• **Aufgaben**
#1 Geben Sie aus dem Text über tiergestützte Arbeit in der Kita den Abschnitt wortgetreu aus, der mit „Für die tiergestützte“ beginnt und bis einschließlich „die Tierhaltung eignen.“ reicht.
#2 Wobei hilft die 10-Punkte-Checkliste laut dem Text über tiergestützte Arbeit in der Kita?
#3 Erklären Sie in ein bis drei Sätzen, wozu Erzieherinnen nach dem Text über tiergestützte Arbeit in der Kita eine Sammlung von Spiel- und Lernangeboten rund um das Thema Tier brauchen.

Methoden und Checkliste für die PraxisEine Kita auch für Tiere

Für die tiergestützte pädagogische Arbeit ist ein methodischer Fundus nötig, um sowohl den Kindern als auch den Tieren gerecht zu werden. Die 10-Punkte-Checkliste hilft zu prüfen, ob sich die Rahmenbedingungen in der Kita für die Tierhaltung eignen.

Um eine Überlastung der Tiere zu vermeiden, benötigen Erzieherinnen eine Sammlung motivierender Spiel- und Lernangebote rund um das Thema Tier, die zugleich für Abwechslung zu sorgen. Hierfür geeignet sind: Rate- und Bewegungsspiele, Bastelarbeiten, Lieder, Puzzle- und Memoryspiele sowie thematische Schwerpunktthemen (z.B. Tiere anderer Kontinente, Tiere im Winter). Auch Bilder- und Sachbücher, Ansichtskarten, Fotos oder Tierfilme zum gemeinsamen Anschauen und Vorlesen unterstützen das Lernen der Kinder. Interessant und lustig ist es, wenn die Tiernamen und Tierlaute einmal in den Herkunftssprachen der Kinder nichtdeutscher Erstsprache erklingen, z.B.: „Katze – gatto – cat – kedi: Miau! – Miouw! – Miaow! – Miyav!“. Die Mütter und Väter dieser Kinder dürften hierfür Experten sein. Die Zuordnung von Tier und Produkt, z.B. ein Bild vom Schaf und ein Wollpulli, sowie weiterführende Fragen – „Was geschieht mit den Tierprodukten? Wo kommen sie überall vor?“ – regen die Kinder dazu an, sich neue Wissensbereiche zu erschließen. Auch das Gelände, auf dem die Tiere gehalten werden, sollte einbezogen werden:

Mithilfe erwachsener Tierfreunde lassen sich schattenspendende Pflanzen setzen, Kletter- und Versteckmöglichkeiten für die Tiere schaffen, Futterpflanzen (Möhren, Kräuter etc.) anbauen, wobei der durch die Tierhaltung angefallene Mist verwertet und seine Bedeutung für die Gewinnung nährstoffreicher Erde den Kindern erklärt wird. Selbstverständlich spielen die Tiere eine wichtige Rolle, sollen sie als Co-Pädagogen fungieren. Zwischen vorschulischen Bildungseinrichtungen bestehen jedoch hinsichtlich der gehaltenen Tierarten, Rassen, der Anzahl der Tiere sowie deren Sozialisationsgeschichte deutliche Unterschiede, sodass an dieser Stelle exemplarisch einige praktische Beispiele skizziert werden:

  • Die Kinder erhalten Beobachtungsaufgaben, die zugleich zum Sprechen anregen. Das Aussehen oder Verhalten von Tier und Mensch zu vergleichen, motiviert ebenfalls zum mündlichen Sprachgebrauch.

• **Bereitgestellte Daten**
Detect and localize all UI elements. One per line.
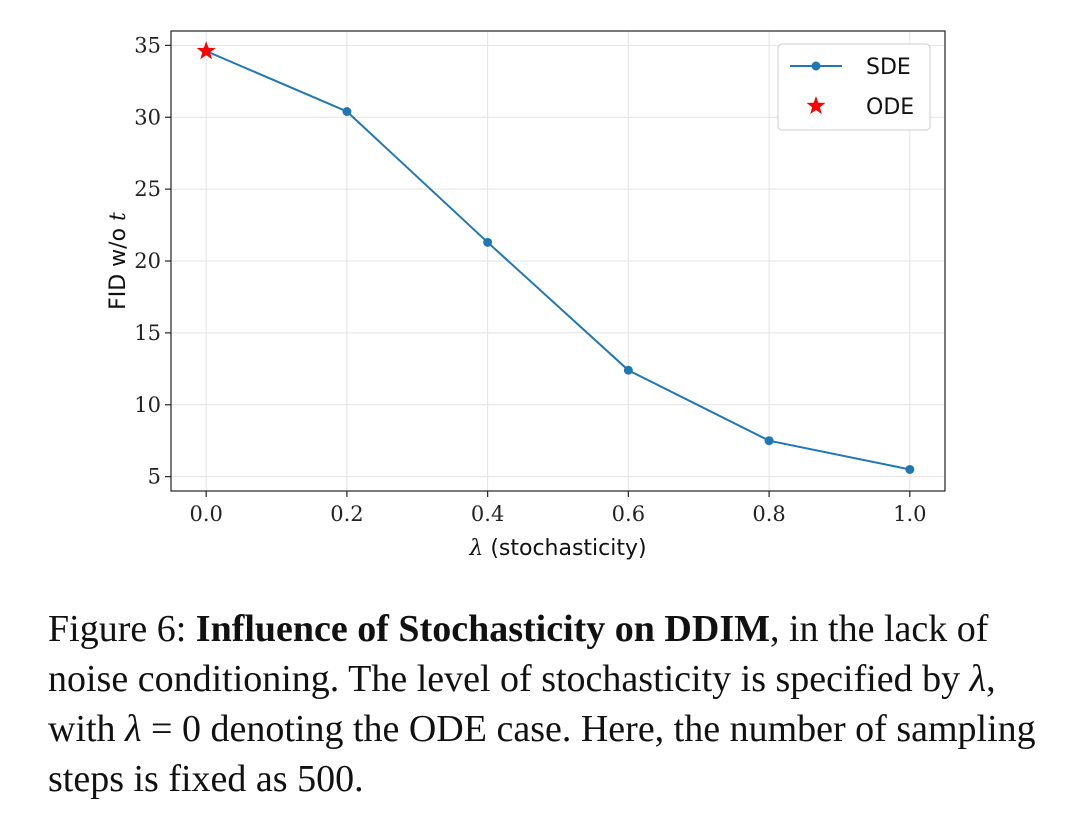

• **Lösungen**
#1
Für die tiergestützte pädagogische Arbeit ist ein methodischer Fundus nötig, um sowohl den Kindern als auch den Tieren gerecht zu werden. Die 10-Punkte-Checkliste hilft zu prüfen, ob sich die Rahmenbedingungen in der Kita für die Tierhaltung eignen.

#2 Sie hilft zu prüfen, ob sich die Rahmenbedingungen in der Kita für die Tierhaltung eignen.

#3 Die Sammlung soll eine Überlastung der Tiere vermeiden. Die Angebote sollen die Kinder motivieren und zugleich für Abwechslung sorgen.